INSTRUCTIONS TO FOLLOW
Find each line with the word "text" and state how many there are, nothing more.

LISTED ENTRIES
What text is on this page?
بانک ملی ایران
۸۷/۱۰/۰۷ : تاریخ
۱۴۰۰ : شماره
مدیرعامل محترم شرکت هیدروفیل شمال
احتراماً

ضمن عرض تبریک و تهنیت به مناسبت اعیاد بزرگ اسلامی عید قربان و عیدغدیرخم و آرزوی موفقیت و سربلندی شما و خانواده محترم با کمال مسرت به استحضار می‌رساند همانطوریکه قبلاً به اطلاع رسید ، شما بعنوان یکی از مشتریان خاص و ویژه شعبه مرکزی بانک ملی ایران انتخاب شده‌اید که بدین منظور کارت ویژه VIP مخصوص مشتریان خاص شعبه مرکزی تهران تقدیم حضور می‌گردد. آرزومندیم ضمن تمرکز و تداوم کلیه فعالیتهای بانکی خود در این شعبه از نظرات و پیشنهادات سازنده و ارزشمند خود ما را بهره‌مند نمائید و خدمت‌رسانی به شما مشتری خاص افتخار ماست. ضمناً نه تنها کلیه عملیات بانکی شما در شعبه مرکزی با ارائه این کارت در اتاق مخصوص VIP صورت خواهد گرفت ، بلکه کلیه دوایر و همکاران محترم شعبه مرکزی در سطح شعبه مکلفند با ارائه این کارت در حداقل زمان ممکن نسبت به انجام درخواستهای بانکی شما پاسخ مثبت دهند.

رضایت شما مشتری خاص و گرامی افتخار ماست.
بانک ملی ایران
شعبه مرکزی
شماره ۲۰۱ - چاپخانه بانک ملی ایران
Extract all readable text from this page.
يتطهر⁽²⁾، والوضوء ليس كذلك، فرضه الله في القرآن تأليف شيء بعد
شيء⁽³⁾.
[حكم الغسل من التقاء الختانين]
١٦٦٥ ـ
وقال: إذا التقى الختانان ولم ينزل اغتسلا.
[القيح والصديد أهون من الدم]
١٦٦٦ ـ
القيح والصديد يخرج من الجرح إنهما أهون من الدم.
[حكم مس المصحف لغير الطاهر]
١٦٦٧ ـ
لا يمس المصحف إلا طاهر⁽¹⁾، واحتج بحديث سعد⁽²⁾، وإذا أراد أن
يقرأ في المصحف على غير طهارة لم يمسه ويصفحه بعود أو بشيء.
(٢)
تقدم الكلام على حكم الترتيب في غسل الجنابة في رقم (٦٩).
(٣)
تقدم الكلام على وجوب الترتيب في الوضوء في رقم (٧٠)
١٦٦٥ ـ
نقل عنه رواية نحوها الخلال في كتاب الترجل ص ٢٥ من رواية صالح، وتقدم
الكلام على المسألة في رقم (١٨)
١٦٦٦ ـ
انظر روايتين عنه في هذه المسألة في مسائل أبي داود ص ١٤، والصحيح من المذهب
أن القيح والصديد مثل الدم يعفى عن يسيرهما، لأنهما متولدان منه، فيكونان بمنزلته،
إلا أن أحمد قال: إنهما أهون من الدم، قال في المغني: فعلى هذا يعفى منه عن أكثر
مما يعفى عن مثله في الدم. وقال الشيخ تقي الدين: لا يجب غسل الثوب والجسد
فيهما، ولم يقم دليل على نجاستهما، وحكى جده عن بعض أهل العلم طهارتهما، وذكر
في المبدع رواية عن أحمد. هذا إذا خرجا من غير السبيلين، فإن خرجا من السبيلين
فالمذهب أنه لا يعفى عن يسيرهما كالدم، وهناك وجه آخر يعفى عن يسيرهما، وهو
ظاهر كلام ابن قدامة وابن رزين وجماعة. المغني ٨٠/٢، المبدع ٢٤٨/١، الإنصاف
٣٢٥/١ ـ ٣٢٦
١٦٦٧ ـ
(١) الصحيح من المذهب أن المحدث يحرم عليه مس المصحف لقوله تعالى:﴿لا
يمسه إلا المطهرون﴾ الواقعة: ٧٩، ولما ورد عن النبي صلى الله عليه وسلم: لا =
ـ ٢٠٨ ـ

* * *

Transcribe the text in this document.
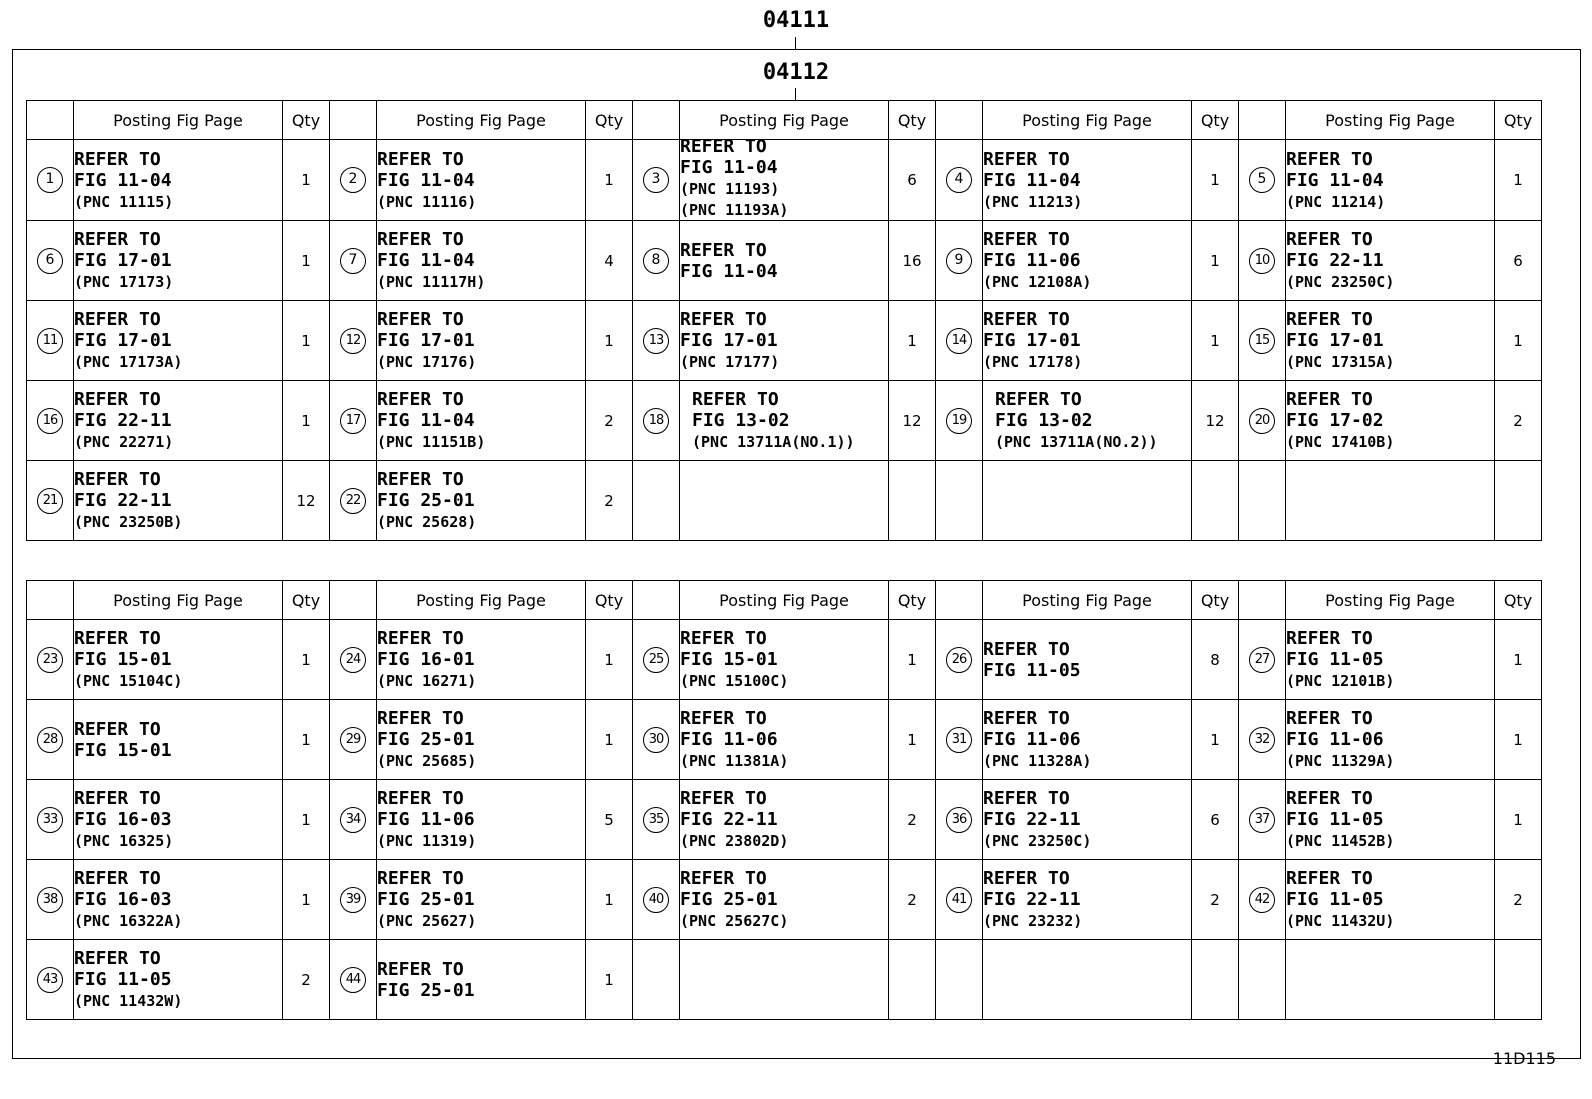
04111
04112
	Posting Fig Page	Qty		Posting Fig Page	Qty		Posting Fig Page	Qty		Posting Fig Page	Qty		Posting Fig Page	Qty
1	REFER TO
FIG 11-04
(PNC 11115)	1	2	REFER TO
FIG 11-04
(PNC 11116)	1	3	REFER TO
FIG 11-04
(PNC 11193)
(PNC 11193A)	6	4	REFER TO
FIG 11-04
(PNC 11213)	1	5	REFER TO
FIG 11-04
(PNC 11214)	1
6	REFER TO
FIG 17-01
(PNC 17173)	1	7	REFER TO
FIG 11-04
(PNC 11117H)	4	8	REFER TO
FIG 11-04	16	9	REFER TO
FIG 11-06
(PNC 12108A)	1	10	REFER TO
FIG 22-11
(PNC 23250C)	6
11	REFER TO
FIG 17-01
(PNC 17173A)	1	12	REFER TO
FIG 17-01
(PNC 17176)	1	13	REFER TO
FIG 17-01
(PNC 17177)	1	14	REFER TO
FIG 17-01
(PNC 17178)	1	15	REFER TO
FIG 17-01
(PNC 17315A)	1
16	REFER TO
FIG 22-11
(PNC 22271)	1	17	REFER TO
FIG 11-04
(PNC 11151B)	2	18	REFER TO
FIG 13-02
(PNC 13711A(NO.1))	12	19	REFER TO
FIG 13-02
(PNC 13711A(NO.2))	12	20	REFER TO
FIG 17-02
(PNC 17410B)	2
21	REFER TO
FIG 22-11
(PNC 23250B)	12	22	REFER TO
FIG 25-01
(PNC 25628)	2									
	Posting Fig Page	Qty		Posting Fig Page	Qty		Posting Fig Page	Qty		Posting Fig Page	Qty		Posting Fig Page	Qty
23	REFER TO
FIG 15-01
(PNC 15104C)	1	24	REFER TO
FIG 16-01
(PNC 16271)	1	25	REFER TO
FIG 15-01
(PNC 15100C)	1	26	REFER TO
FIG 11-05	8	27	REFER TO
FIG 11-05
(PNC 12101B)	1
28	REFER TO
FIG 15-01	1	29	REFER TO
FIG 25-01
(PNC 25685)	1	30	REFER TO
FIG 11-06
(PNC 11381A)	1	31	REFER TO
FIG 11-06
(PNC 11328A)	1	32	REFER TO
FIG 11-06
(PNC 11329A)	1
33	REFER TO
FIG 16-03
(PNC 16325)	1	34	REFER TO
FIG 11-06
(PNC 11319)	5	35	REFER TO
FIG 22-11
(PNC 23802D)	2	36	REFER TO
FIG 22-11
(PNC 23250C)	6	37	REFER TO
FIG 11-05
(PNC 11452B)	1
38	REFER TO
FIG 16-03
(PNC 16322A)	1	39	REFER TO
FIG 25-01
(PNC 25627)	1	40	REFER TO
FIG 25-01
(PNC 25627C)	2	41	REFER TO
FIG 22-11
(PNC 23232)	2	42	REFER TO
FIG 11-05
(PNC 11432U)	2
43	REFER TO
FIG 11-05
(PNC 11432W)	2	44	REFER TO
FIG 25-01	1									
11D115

SOLUTION TO THE EXERCISE
3